--- Data entries ---

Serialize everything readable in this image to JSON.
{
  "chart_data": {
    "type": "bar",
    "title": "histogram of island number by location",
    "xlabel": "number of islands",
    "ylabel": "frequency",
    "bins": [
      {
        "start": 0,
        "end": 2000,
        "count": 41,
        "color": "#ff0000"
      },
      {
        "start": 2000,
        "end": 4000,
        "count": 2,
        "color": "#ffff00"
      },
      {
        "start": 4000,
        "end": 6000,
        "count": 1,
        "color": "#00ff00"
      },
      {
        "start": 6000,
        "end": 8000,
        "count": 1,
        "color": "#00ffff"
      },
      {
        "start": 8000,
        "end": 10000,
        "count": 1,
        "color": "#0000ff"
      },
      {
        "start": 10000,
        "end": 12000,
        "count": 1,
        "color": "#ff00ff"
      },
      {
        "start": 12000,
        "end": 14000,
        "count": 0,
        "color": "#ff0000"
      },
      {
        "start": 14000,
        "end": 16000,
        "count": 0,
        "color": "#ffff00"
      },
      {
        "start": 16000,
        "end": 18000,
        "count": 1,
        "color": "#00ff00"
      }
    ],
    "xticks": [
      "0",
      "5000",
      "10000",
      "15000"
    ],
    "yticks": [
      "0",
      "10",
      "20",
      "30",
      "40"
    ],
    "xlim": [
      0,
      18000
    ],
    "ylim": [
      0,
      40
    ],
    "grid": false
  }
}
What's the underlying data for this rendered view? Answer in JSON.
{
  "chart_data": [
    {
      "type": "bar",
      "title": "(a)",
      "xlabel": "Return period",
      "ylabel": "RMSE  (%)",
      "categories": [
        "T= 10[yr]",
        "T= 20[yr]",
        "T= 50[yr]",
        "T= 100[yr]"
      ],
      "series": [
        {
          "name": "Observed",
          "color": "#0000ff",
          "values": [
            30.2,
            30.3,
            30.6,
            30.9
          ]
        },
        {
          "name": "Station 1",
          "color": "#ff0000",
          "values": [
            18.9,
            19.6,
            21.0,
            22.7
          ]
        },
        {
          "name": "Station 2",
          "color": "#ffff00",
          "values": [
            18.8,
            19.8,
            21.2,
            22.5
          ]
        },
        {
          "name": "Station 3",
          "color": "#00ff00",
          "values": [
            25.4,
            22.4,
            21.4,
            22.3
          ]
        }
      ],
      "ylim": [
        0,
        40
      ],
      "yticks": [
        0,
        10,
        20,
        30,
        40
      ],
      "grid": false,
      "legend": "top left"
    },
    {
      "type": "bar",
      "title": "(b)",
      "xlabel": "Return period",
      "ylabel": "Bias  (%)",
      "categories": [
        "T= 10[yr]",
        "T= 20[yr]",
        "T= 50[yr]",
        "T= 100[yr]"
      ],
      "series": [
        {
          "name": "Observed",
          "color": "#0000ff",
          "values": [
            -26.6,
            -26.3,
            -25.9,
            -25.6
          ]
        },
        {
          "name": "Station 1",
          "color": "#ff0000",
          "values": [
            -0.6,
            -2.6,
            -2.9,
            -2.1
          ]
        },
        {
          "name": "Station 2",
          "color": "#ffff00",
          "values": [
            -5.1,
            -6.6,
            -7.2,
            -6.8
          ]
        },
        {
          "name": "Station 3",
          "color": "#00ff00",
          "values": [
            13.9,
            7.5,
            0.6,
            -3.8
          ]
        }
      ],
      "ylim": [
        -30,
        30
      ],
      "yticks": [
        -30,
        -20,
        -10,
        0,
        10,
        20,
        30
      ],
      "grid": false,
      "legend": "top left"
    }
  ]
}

---

** Set problem **
Would you restate each of the entries word for word?

** Exercise answer **
Serialize everything readable in this image to JSON.
{
  "chart_data": {
    "type": "bar",
    "title": "histogram of island number by location",
    "xlabel": "number of islands",
    "ylabel": "frequency",
    "bins": [
      {
        "start": 0,
        "end": 2000,
        "count": 41,
        "color": "#ff0000"
      },
      {
        "start": 2000,
        "end": 4000,
        "count": 2,
        "color": "#ffff00"
      },
      {
        "start": 4000,
        "end": 6000,
        "count": 1,
        "color": "#00ff00"
      },
      {
        "start": 6000,
        "end": 8000,
        "count": 1,
        "color": "#00ffff"
      },
      {
        "start": 8000,
        "end": 10000,
        "count": 1,
        "color": "#0000ff"
      },
      {
        "start": 10000,
        "end": 12000,
        "count": 1,
        "color": "#ff00ff"
      },
      {
        "start": 12000,
        "end": 14000,
        "count": 0,
        "color": "#ff0000"
      },
      {
        "start": 14000,
        "end": 16000,
        "count": 0,
        "color": "#ffff00"
      },
      {
        "start": 16000,
        "end": 18000,
        "count": 1,
        "color": "#00ff00"
      }
    ],
    "xticks": [
      "0",
      "5000",
      "10000",
      "15000"
    ],
    "yticks": [
      "0",
      "10",
      "20",
      "30",
      "40"
    ],
    "xlim": [
      0,
      18000
    ],
    "ylim": [
      0,
      40
    ],
    "grid": false
  }
}
What's the underlying data for this rendered view? Answer in JSON.
{
  "chart_data": [
    {
      "type": "bar",
      "title": "(a)",
      "xlabel": "Return period",
      "ylabel": "RMSE  (%)",
      "categories": [
        "T= 10[yr]",
        "T= 20[yr]",
        "T= 50[yr]",
        "T= 100[yr]"
      ],
      "series": [
        {
          "name": "Observed",
          "color": "#0000ff",
          "values": [
            30.2,
            30.3,
            30.6,
            30.9
          ]
        },
        {
          "name": "Station 1",
          "color": "#ff0000",
          "values": [
            18.9,
            19.6,
            21.0,
            22.7
          ]
        },
        {
          "name": "Station 2",
          "color": "#ffff00",
          "values": [
            18.8,
            19.8,
            21.2,
            22.5
          ]
        },
        {
          "name": "Station 3",
          "color": "#00ff00",
          "values": [
            25.4,
            22.4,
            21.4,
            22.3
          ]
        }
      ],
      "ylim": [
        0,
        40
      ],
      "yticks": [
        0,
        10,
        20,
        30,
        40
      ],
      "grid": false,
      "legend": "top left"
    },
    {
      "type": "bar",
      "title": "(b)",
      "xlabel": "Return period",
      "ylabel": "Bias  (%)",
      "categories": [
        "T= 10[yr]",
        "T= 20[yr]",
        "T= 50[yr]",
        "T= 100[yr]"
      ],
      "series": [
        {
          "name": "Observed",
          "color": "#0000ff",
          "values": [
            -26.6,
            -26.3,
            -25.9,
            -25.6
          ]
        },
        {
          "name": "Station 1",
          "color": "#ff0000",
          "values": [
            -0.6,
            -2.6,
            -2.9,
            -2.1
          ]
        },
        {
          "name": "Station 2",
          "color": "#ffff00",
          "values": [
            -5.1,
            -6.6,
            -7.2,
            -6.8
          ]
        },
        {
          "name": "Station 3",
          "color": "#00ff00",
          "values": [
            13.9,
            7.5,
            0.6,
            -3.8
          ]
        }
      ],
      "ylim": [
        -30,
        30
      ],
      "yticks": [
        -30,
        -20,
        -10,
        0,
        10,
        20,
        30
      ],
      "grid": false,
      "legend": "top left"
    }
  ]
}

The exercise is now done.